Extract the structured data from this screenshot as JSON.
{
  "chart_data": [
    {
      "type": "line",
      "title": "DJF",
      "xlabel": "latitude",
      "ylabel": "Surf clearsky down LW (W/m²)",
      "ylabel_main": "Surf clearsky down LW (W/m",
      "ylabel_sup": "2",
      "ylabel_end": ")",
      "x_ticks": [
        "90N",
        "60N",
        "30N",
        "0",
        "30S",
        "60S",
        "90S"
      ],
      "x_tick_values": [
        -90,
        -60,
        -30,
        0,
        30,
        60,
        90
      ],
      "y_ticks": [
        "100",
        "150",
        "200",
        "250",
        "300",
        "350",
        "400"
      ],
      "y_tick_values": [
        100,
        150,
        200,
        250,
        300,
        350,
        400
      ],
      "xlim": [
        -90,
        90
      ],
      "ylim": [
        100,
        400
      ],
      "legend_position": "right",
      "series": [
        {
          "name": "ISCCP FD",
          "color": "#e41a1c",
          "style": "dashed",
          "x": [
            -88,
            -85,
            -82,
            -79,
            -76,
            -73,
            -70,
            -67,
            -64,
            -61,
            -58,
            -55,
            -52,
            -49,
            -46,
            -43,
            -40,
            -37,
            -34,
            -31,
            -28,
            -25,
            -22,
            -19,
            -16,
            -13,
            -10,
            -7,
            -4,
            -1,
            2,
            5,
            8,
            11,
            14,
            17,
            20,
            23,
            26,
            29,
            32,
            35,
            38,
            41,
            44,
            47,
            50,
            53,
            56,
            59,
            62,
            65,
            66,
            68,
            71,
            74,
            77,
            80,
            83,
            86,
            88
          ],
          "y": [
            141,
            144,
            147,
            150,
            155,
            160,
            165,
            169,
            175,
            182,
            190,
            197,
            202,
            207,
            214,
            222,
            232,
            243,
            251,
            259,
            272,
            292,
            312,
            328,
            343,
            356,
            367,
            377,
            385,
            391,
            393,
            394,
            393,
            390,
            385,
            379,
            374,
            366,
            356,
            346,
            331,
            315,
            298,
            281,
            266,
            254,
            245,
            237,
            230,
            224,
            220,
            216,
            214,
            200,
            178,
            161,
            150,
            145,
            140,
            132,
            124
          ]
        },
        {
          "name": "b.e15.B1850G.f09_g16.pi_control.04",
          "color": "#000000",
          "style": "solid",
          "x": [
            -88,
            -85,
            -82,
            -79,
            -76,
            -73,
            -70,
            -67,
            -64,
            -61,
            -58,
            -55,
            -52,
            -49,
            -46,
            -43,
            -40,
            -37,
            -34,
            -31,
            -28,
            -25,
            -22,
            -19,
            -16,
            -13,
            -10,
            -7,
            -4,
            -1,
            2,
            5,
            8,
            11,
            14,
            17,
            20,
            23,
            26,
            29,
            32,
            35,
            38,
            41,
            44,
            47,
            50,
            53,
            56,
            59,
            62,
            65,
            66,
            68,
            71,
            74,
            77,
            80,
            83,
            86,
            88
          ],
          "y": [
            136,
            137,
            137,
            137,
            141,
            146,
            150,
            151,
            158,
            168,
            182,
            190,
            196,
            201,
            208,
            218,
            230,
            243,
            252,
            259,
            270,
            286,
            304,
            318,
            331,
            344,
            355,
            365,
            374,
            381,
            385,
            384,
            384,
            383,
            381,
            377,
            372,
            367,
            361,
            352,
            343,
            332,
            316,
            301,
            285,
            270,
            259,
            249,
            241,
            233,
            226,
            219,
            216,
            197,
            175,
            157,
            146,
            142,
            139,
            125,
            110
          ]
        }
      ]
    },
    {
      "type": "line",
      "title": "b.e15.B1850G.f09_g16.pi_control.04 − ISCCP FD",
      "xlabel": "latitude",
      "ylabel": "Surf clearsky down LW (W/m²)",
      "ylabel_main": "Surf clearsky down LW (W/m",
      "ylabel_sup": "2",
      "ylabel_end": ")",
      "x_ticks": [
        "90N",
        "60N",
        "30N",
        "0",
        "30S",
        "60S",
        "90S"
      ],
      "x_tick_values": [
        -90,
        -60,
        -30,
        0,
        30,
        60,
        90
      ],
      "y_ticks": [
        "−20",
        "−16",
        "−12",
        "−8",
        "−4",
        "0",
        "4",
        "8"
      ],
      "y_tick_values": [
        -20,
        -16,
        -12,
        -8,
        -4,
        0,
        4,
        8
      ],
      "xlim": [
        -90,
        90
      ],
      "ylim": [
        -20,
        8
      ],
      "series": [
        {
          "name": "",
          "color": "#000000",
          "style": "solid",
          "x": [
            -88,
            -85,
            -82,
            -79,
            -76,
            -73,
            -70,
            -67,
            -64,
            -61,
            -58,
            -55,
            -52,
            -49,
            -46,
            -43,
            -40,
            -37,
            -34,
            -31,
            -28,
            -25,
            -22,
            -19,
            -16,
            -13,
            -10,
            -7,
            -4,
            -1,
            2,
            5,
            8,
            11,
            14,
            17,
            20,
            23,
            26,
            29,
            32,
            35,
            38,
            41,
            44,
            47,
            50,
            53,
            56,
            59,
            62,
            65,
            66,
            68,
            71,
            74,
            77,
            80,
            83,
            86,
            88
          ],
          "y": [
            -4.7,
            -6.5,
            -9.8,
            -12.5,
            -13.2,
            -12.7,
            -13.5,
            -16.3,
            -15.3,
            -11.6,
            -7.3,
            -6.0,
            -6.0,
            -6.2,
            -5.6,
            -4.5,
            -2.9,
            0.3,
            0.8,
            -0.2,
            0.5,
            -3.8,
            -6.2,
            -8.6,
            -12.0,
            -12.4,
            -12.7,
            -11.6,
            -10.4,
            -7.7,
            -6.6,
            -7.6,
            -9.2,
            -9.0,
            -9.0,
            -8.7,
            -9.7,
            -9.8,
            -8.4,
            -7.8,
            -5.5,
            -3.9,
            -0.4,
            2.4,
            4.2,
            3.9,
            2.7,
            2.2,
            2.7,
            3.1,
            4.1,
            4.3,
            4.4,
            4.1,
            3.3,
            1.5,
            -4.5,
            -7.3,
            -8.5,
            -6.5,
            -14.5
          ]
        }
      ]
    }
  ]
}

-=-=-

The task ->
Set out the complete listing exactly as shown.

The output ->
Extract the structured data from this screenshot as JSON.
{
  "chart_data": [
    {
      "type": "line",
      "title": "DJF",
      "xlabel": "latitude",
      "ylabel": "Surf clearsky down LW (W/m²)",
      "ylabel_main": "Surf clearsky down LW (W/m",
      "ylabel_sup": "2",
      "ylabel_end": ")",
      "x_ticks": [
        "90N",
        "60N",
        "30N",
        "0",
        "30S",
        "60S",
        "90S"
      ],
      "x_tick_values": [
        -90,
        -60,
        -30,
        0,
        30,
        60,
        90
      ],
      "y_ticks": [
        "100",
        "150",
        "200",
        "250",
        "300",
        "350",
        "400"
      ],
      "y_tick_values": [
        100,
        150,
        200,
        250,
        300,
        350,
        400
      ],
      "xlim": [
        -90,
        90
      ],
      "ylim": [
        100,
        400
      ],
      "legend_position": "right",
      "series": [
        {
          "name": "ISCCP FD",
          "color": "#e41a1c",
          "style": "dashed",
          "x": [
            -88,
            -85,
            -82,
            -79,
            -76,
            -73,
            -70,
            -67,
            -64,
            -61,
            -58,
            -55,
            -52,
            -49,
            -46,
            -43,
            -40,
            -37,
            -34,
            -31,
            -28,
            -25,
            -22,
            -19,
            -16,
            -13,
            -10,
            -7,
            -4,
            -1,
            2,
            5,
            8,
            11,
            14,
            17,
            20,
            23,
            26,
            29,
            32,
            35,
            38,
            41,
            44,
            47,
            50,
            53,
            56,
            59,
            62,
            65,
            66,
            68,
            71,
            74,
            77,
            80,
            83,
            86,
            88
          ],
          "y": [
            141,
            144,
            147,
            150,
            155,
            160,
            165,
            169,
            175,
            182,
            190,
            197,
            202,
            207,
            214,
            222,
            232,
            243,
            251,
            259,
            272,
            292,
            312,
            328,
            343,
            356,
            367,
            377,
            385,
            391,
            393,
            394,
            393,
            390,
            385,
            379,
            374,
            366,
            356,
            346,
            331,
            315,
            298,
            281,
            266,
            254,
            245,
            237,
            230,
            224,
            220,
            216,
            214,
            200,
            178,
            161,
            150,
            145,
            140,
            132,
            124
          ]
        },
        {
          "name": "b.e15.B1850G.f09_g16.pi_control.04",
          "color": "#000000",
          "style": "solid",
          "x": [
            -88,
            -85,
            -82,
            -79,
            -76,
            -73,
            -70,
            -67,
            -64,
            -61,
            -58,
            -55,
            -52,
            -49,
            -46,
            -43,
            -40,
            -37,
            -34,
            -31,
            -28,
            -25,
            -22,
            -19,
            -16,
            -13,
            -10,
            -7,
            -4,
            -1,
            2,
            5,
            8,
            11,
            14,
            17,
            20,
            23,
            26,
            29,
            32,
            35,
            38,
            41,
            44,
            47,
            50,
            53,
            56,
            59,
            62,
            65,
            66,
            68,
            71,
            74,
            77,
            80,
            83,
            86,
            88
          ],
          "y": [
            136,
            137,
            137,
            137,
            141,
            146,
            150,
            151,
            158,
            168,
            182,
            190,
            196,
            201,
            208,
            218,
            230,
            243,
            252,
            259,
            270,
            286,
            304,
            318,
            331,
            344,
            355,
            365,
            374,
            381,
            385,
            384,
            384,
            383,
            381,
            377,
            372,
            367,
            361,
            352,
            343,
            332,
            316,
            301,
            285,
            270,
            259,
            249,
            241,
            233,
            226,
            219,
            216,
            197,
            175,
            157,
            146,
            142,
            139,
            125,
            110
          ]
        }
      ]
    },
    {
      "type": "line",
      "title": "b.e15.B1850G.f09_g16.pi_control.04 − ISCCP FD",
      "xlabel": "latitude",
      "ylabel": "Surf clearsky down LW (W/m²)",
      "ylabel_main": "Surf clearsky down LW (W/m",
      "ylabel_sup": "2",
      "ylabel_end": ")",
      "x_ticks": [
        "90N",
        "60N",
        "30N",
        "0",
        "30S",
        "60S",
        "90S"
      ],
      "x_tick_values": [
        -90,
        -60,
        -30,
        0,
        30,
        60,
        90
      ],
      "y_ticks": [
        "−20",
        "−16",
        "−12",
        "−8",
        "−4",
        "0",
        "4",
        "8"
      ],
      "y_tick_values": [
        -20,
        -16,
        -12,
        -8,
        -4,
        0,
        4,
        8
      ],
      "xlim": [
        -90,
        90
      ],
      "ylim": [
        -20,
        8
      ],
      "series": [
        {
          "name": "",
          "color": "#000000",
          "style": "solid",
          "x": [
            -88,
            -85,
            -82,
            -79,
            -76,
            -73,
            -70,
            -67,
            -64,
            -61,
            -58,
            -55,
            -52,
            -49,
            -46,
            -43,
            -40,
            -37,
            -34,
            -31,
            -28,
            -25,
            -22,
            -19,
            -16,
            -13,
            -10,
            -7,
            -4,
            -1,
            2,
            5,
            8,
            11,
            14,
            17,
            20,
            23,
            26,
            29,
            32,
            35,
            38,
            41,
            44,
            47,
            50,
            53,
            56,
            59,
            62,
            65,
            66,
            68,
            71,
            74,
            77,
            80,
            83,
            86,
            88
          ],
          "y": [
            -4.7,
            -6.5,
            -9.8,
            -12.5,
            -13.2,
            -12.7,
            -13.5,
            -16.3,
            -15.3,
            -11.6,
            -7.3,
            -6.0,
            -6.0,
            -6.2,
            -5.6,
            -4.5,
            -2.9,
            0.3,
            0.8,
            -0.2,
            0.5,
            -3.8,
            -6.2,
            -8.6,
            -12.0,
            -12.4,
            -12.7,
            -11.6,
            -10.4,
            -7.7,
            -6.6,
            -7.6,
            -9.2,
            -9.0,
            -9.0,
            -8.7,
            -9.7,
            -9.8,
            -8.4,
            -7.8,
            -5.5,
            -3.9,
            -0.4,
            2.4,
            4.2,
            3.9,
            2.7,
            2.2,
            2.7,
            3.1,
            4.1,
            4.3,
            4.4,
            4.1,
            3.3,
            1.5,
            -4.5,
            -7.3,
            -8.5,
            -6.5,
            -14.5
          ]
        }
      ]
    }
  ]
}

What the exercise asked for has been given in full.